▸ Problem to solve
Look through the data and write out every line with the word "only" in it.

Collected data:
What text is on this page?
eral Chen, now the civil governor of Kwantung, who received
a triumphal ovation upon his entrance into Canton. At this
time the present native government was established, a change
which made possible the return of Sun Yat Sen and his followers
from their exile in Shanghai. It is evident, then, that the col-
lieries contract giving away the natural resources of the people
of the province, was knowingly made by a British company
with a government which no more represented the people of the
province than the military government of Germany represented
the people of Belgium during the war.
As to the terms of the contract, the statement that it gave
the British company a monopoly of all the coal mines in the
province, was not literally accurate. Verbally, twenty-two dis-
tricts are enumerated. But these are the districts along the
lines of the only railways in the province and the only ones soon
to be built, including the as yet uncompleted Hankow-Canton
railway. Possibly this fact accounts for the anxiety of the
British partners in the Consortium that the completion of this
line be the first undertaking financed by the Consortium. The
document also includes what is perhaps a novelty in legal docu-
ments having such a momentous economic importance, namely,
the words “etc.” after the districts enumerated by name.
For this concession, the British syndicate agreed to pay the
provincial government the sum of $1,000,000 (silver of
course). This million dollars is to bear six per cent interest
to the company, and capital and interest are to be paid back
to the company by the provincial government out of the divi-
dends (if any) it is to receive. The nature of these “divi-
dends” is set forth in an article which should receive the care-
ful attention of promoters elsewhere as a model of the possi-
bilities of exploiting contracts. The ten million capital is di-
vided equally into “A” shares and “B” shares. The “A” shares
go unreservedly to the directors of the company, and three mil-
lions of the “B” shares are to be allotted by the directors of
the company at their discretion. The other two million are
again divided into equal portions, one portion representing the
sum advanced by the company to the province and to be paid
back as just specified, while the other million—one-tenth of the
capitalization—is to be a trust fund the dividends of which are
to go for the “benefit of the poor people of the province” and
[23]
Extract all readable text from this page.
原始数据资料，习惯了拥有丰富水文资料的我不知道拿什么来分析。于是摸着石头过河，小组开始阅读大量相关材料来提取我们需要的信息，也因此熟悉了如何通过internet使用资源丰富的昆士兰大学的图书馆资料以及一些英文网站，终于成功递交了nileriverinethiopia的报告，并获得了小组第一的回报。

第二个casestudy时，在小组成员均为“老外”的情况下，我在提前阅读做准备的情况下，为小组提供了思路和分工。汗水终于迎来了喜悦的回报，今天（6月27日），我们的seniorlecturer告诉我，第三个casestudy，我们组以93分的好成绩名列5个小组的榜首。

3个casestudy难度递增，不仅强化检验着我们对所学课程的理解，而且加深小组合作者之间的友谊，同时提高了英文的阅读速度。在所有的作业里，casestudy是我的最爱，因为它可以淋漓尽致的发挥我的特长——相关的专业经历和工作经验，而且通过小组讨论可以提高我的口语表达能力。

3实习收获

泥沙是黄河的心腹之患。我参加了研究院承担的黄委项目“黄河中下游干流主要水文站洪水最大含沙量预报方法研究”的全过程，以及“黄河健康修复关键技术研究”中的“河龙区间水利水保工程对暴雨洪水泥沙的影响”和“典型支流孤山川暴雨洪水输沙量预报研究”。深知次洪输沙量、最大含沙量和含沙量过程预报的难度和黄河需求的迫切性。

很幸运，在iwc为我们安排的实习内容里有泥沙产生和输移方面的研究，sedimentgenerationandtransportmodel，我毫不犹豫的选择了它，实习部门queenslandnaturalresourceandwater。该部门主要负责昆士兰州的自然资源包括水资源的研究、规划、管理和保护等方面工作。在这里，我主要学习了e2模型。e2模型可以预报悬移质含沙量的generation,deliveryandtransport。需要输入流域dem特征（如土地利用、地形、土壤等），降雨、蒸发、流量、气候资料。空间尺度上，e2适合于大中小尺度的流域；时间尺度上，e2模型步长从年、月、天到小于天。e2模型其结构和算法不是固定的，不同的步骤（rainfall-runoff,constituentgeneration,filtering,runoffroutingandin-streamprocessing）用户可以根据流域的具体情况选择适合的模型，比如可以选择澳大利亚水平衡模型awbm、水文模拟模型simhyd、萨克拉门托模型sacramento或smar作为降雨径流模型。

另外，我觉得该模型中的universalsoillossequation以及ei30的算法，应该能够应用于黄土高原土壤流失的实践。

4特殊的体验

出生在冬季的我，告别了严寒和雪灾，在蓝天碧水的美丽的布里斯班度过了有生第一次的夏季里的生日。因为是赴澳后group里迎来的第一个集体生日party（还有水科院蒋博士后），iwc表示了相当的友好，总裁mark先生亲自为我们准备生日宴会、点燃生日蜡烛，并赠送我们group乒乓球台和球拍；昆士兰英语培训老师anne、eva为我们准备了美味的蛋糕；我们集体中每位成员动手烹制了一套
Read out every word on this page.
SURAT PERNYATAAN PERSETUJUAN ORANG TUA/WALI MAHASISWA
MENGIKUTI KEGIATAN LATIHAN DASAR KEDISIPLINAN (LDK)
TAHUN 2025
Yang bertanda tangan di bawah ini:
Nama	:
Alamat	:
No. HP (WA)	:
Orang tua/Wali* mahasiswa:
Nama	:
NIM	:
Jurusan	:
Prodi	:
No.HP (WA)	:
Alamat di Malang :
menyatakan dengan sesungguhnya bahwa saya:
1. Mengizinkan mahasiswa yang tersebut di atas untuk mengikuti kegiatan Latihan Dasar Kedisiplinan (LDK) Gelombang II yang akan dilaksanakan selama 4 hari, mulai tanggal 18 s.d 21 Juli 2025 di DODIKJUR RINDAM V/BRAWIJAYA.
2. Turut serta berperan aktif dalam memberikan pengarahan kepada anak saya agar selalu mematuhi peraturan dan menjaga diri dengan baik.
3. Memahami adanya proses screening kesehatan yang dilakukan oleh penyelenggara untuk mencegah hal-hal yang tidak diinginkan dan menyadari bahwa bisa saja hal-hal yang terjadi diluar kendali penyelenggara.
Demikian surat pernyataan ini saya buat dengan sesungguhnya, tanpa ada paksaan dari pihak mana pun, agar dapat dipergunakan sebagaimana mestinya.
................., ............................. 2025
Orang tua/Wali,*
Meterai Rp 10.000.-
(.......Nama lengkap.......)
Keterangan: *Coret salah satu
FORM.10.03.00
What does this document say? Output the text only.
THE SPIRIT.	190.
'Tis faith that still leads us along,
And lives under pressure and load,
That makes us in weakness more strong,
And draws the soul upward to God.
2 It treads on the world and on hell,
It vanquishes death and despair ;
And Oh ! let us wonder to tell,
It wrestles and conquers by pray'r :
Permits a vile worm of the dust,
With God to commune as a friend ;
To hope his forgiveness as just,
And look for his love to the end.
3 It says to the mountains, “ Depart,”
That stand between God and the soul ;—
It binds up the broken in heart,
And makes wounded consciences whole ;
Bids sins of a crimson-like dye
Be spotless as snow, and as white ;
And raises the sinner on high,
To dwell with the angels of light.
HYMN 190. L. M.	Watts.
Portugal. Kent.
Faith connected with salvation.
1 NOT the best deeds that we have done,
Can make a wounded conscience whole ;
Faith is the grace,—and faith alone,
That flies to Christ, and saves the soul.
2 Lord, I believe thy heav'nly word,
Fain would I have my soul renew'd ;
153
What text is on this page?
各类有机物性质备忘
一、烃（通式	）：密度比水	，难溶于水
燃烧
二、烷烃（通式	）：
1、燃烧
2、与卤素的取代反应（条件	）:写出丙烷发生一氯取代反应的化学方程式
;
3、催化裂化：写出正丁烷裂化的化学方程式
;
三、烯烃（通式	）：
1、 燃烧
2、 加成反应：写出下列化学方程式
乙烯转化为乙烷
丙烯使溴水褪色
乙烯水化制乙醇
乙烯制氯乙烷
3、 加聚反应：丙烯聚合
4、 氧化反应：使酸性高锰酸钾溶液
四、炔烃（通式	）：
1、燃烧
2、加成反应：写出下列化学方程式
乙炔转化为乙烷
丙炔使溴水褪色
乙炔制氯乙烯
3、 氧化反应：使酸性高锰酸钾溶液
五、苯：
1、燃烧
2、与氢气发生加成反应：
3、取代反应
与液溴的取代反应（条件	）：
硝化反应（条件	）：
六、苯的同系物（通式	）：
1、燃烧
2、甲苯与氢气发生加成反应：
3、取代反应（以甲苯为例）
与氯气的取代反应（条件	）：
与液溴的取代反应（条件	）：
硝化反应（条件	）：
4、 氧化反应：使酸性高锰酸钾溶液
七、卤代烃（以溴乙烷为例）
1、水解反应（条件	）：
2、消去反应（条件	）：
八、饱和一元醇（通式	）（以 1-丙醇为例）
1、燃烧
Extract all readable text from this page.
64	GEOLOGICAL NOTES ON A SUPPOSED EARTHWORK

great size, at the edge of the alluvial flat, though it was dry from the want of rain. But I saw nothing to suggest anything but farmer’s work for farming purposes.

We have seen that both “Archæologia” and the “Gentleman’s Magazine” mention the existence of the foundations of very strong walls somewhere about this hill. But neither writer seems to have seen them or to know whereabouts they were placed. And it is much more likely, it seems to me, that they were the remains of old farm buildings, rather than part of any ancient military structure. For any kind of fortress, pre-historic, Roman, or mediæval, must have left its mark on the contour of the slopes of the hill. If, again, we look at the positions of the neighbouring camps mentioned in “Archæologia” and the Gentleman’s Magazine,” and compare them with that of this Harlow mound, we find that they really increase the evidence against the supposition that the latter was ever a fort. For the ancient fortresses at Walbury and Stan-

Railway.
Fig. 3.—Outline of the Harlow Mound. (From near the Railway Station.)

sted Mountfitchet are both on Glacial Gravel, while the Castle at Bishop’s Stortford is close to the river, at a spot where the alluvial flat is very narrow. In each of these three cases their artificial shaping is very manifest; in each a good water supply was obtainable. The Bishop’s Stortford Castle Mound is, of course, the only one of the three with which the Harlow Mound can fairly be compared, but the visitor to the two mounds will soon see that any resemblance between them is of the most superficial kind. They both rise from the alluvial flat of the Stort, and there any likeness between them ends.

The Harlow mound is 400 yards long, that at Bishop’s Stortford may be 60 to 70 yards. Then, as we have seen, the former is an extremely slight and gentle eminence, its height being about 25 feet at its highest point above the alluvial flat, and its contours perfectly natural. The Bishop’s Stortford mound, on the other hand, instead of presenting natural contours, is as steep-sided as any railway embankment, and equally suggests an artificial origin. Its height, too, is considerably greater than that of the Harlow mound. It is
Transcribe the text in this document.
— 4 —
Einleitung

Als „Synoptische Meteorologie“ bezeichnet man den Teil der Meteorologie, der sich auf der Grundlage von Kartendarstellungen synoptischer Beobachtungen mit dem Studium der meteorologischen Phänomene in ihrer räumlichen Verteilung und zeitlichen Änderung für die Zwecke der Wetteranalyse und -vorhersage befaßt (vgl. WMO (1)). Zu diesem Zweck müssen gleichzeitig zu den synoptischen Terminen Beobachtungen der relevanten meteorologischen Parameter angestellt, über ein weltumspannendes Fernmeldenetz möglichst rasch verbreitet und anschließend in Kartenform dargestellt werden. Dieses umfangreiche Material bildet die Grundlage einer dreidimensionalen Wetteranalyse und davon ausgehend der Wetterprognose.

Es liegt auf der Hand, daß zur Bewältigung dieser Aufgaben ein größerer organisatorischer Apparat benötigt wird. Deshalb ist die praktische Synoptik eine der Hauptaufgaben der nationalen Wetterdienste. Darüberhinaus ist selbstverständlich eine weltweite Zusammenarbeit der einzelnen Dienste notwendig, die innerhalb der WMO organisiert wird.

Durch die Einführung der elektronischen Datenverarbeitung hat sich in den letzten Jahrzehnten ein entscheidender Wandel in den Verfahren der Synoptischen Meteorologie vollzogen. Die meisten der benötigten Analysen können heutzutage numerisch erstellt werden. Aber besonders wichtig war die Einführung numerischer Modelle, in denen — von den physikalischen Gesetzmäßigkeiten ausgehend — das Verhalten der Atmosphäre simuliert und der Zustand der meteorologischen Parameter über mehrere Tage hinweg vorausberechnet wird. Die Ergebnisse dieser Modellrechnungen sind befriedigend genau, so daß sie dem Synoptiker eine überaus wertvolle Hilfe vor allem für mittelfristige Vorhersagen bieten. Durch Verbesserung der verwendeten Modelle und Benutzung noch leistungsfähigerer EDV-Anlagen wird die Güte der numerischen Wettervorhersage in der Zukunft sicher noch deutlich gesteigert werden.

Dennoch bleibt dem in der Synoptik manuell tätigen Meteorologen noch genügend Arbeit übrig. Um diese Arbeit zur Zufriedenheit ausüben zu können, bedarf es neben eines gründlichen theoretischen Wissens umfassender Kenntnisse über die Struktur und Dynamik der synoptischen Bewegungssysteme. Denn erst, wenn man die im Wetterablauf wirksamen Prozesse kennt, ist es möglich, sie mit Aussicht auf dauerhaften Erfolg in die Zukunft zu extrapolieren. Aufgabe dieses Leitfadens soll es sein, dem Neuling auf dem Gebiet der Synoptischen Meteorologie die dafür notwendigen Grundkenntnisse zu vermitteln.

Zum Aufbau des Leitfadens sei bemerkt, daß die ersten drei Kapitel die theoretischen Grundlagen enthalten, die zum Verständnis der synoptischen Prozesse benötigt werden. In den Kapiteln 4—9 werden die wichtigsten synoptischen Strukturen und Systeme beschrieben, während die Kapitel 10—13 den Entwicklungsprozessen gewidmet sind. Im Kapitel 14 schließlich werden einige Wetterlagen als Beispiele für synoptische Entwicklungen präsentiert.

▸ Answer to the task
lines of the only railways in the province and the only ones soon
What does this document say? Output the text only.
sted Mountfitchet are both on Glacial Gravel, while the Castle at Bishop’s Stortford is close to the river, at a spot where the alluvial flat is very narrow. In each of these three cases their artificial shaping is very manifest; in each a good water supply was obtainable. The Bishop’s Stortford Castle Mound is, of course, the only one of the three with which the Harlow Mound can fairly be compared, but the visitor to the two mounds will soon see that any resemblance between them is of the most superficial kind. They both rise from the alluvial flat of the Stort, and there any likeness between them ends.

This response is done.